(Beginning of Input data)

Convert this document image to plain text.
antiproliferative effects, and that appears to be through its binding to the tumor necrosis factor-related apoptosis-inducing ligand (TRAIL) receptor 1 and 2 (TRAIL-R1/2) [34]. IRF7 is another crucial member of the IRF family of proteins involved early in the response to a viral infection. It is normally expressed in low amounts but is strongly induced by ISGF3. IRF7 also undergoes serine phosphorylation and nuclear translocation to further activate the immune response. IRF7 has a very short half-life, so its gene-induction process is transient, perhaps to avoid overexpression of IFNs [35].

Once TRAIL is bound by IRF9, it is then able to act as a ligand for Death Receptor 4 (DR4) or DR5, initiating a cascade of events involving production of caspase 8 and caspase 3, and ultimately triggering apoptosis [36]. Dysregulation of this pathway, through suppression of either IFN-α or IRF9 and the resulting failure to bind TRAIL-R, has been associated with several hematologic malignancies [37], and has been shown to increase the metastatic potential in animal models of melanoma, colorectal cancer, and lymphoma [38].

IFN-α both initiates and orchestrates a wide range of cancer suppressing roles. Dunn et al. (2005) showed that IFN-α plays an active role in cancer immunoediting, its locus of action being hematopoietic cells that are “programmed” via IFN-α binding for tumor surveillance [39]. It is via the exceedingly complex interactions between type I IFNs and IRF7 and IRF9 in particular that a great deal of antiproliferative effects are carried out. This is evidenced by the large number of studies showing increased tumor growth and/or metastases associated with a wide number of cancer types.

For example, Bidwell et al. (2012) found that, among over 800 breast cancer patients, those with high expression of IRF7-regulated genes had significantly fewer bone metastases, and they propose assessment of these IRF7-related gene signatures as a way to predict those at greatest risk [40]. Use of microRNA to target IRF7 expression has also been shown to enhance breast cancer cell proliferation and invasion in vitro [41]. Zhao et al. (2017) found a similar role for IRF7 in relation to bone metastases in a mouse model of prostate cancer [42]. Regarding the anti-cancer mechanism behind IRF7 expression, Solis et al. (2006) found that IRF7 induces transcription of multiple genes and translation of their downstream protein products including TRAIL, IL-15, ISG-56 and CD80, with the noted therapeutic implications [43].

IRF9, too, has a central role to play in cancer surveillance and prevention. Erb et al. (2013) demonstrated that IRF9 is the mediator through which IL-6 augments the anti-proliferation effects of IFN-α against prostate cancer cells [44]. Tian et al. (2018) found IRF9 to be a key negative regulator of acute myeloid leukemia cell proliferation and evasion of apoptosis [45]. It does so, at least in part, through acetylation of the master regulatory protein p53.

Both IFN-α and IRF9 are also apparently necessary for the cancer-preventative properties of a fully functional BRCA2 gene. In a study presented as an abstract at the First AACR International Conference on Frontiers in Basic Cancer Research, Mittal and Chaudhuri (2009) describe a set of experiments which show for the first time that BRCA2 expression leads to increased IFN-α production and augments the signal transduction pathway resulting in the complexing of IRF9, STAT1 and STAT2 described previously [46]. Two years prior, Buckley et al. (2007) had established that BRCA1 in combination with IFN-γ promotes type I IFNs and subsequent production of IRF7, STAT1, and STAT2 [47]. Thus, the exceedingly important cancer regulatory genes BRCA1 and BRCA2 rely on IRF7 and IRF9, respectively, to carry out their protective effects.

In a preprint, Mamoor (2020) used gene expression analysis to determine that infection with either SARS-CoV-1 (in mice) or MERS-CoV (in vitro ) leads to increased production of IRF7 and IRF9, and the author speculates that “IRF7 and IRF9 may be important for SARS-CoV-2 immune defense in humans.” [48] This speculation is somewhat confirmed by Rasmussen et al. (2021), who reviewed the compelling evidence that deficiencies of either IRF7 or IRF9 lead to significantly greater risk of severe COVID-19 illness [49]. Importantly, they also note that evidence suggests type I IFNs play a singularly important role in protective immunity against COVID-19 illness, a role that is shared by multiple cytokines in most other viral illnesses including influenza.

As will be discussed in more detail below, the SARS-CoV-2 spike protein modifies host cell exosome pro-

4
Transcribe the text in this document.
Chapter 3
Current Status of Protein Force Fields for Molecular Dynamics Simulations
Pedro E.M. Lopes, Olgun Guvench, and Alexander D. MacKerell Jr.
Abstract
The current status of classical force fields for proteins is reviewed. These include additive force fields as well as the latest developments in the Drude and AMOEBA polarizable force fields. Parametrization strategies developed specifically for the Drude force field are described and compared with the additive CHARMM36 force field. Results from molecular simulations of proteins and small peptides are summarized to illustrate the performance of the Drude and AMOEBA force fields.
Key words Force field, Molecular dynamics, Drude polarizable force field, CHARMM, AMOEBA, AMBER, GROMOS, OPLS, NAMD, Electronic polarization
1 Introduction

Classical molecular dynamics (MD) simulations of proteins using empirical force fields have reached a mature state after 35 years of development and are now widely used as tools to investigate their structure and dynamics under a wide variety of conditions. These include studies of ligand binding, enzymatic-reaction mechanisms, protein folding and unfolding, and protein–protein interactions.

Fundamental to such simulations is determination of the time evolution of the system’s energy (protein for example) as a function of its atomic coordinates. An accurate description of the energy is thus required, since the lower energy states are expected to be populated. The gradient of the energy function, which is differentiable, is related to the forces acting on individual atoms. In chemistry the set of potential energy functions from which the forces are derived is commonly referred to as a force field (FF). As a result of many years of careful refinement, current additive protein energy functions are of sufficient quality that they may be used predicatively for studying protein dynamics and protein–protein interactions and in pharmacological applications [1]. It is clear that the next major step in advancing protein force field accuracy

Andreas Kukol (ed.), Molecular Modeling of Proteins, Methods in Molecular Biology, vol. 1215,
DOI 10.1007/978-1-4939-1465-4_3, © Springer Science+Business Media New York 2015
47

(End of Input data)

▸ **The problem**: Nothing in the records may be altered; restate them word for word.

▸ **Response area**:
Convert this document image to plain text.
antiproliferative effects, and that appears to be through its binding to the tumor necrosis factor-related apoptosis-inducing ligand (TRAIL) receptor 1 and 2 (TRAIL-R1/2) [34]. IRF7 is another crucial member of the IRF family of proteins involved early in the response to a viral infection. It is normally expressed in low amounts but is strongly induced by ISGF3. IRF7 also undergoes serine phosphorylation and nuclear translocation to further activate the immune response. IRF7 has a very short half-life, so its gene-induction process is transient, perhaps to avoid overexpression of IFNs [35].

Once TRAIL is bound by IRF9, it is then able to act as a ligand for Death Receptor 4 (DR4) or DR5, initiating a cascade of events involving production of caspase 8 and caspase 3, and ultimately triggering apoptosis [36]. Dysregulation of this pathway, through suppression of either IFN-α or IRF9 and the resulting failure to bind TRAIL-R, has been associated with several hematologic malignancies [37], and has been shown to increase the metastatic potential in animal models of melanoma, colorectal cancer, and lymphoma [38].

IFN-α both initiates and orchestrates a wide range of cancer suppressing roles. Dunn et al. (2005) showed that IFN-α plays an active role in cancer immunoediting, its locus of action being hematopoietic cells that are “programmed” via IFN-α binding for tumor surveillance [39]. It is via the exceedingly complex interactions between type I IFNs and IRF7 and IRF9 in particular that a great deal of antiproliferative effects are carried out. This is evidenced by the large number of studies showing increased tumor growth and/or metastases associated with a wide number of cancer types.

For example, Bidwell et al. (2012) found that, among over 800 breast cancer patients, those with high expression of IRF7-regulated genes had significantly fewer bone metastases, and they propose assessment of these IRF7-related gene signatures as a way to predict those at greatest risk [40]. Use of microRNA to target IRF7 expression has also been shown to enhance breast cancer cell proliferation and invasion in vitro [41]. Zhao et al. (2017) found a similar role for IRF7 in relation to bone metastases in a mouse model of prostate cancer [42]. Regarding the anti-cancer mechanism behind IRF7 expression, Solis et al. (2006) found that IRF7 induces transcription of multiple genes and translation of their downstream protein products including TRAIL, IL-15, ISG-56 and CD80, with the noted therapeutic implications [43].

IRF9, too, has a central role to play in cancer surveillance and prevention. Erb et al. (2013) demonstrated that IRF9 is the mediator through which IL-6 augments the anti-proliferation effects of IFN-α against prostate cancer cells [44]. Tian et al. (2018) found IRF9 to be a key negative regulator of acute myeloid leukemia cell proliferation and evasion of apoptosis [45]. It does so, at least in part, through acetylation of the master regulatory protein p53.

Both IFN-α and IRF9 are also apparently necessary for the cancer-preventative properties of a fully functional BRCA2 gene. In a study presented as an abstract at the First AACR International Conference on Frontiers in Basic Cancer Research, Mittal and Chaudhuri (2009) describe a set of experiments which show for the first time that BRCA2 expression leads to increased IFN-α production and augments the signal transduction pathway resulting in the complexing of IRF9, STAT1 and STAT2 described previously [46]. Two years prior, Buckley et al. (2007) had established that BRCA1 in combination with IFN-γ promotes type I IFNs and subsequent production of IRF7, STAT1, and STAT2 [47]. Thus, the exceedingly important cancer regulatory genes BRCA1 and BRCA2 rely on IRF7 and IRF9, respectively, to carry out their protective effects.

In a preprint, Mamoor (2020) used gene expression analysis to determine that infection with either SARS-CoV-1 (in mice) or MERS-CoV (in vitro ) leads to increased production of IRF7 and IRF9, and the author speculates that “IRF7 and IRF9 may be important for SARS-CoV-2 immune defense in humans.” [48] This speculation is somewhat confirmed by Rasmussen et al. (2021), who reviewed the compelling evidence that deficiencies of either IRF7 or IRF9 lead to significantly greater risk of severe COVID-19 illness [49]. Importantly, they also note that evidence suggests type I IFNs play a singularly important role in protective immunity against COVID-19 illness, a role that is shared by multiple cytokines in most other viral illnesses including influenza.

As will be discussed in more detail below, the SARS-CoV-2 spike protein modifies host cell exosome pro-

4
Transcribe the text in this document.
Chapter 3
Current Status of Protein Force Fields for Molecular Dynamics Simulations
Pedro E.M. Lopes, Olgun Guvench, and Alexander D. MacKerell Jr.
Abstract
The current status of classical force fields for proteins is reviewed. These include additive force fields as well as the latest developments in the Drude and AMOEBA polarizable force fields. Parametrization strategies developed specifically for the Drude force field are described and compared with the additive CHARMM36 force field. Results from molecular simulations of proteins and small peptides are summarized to illustrate the performance of the Drude and AMOEBA force fields.
Key words Force field, Molecular dynamics, Drude polarizable force field, CHARMM, AMOEBA, AMBER, GROMOS, OPLS, NAMD, Electronic polarization
1 Introduction

Classical molecular dynamics (MD) simulations of proteins using empirical force fields have reached a mature state after 35 years of development and are now widely used as tools to investigate their structure and dynamics under a wide variety of conditions. These include studies of ligand binding, enzymatic-reaction mechanisms, protein folding and unfolding, and protein–protein interactions.

Fundamental to such simulations is determination of the time evolution of the system’s energy (protein for example) as a function of its atomic coordinates. An accurate description of the energy is thus required, since the lower energy states are expected to be populated. The gradient of the energy function, which is differentiable, is related to the forces acting on individual atoms. In chemistry the set of potential energy functions from which the forces are derived is commonly referred to as a force field (FF). As a result of many years of careful refinement, current additive protein energy functions are of sufficient quality that they may be used predicatively for studying protein dynamics and protein–protein interactions and in pharmacological applications [1]. It is clear that the next major step in advancing protein force field accuracy

Andreas Kukol (ed.), Molecular Modeling of Proteins, Methods in Molecular Biology, vol. 1215,
DOI 10.1007/978-1-4939-1465-4_3, © Springer Science+Business Media New York 2015
47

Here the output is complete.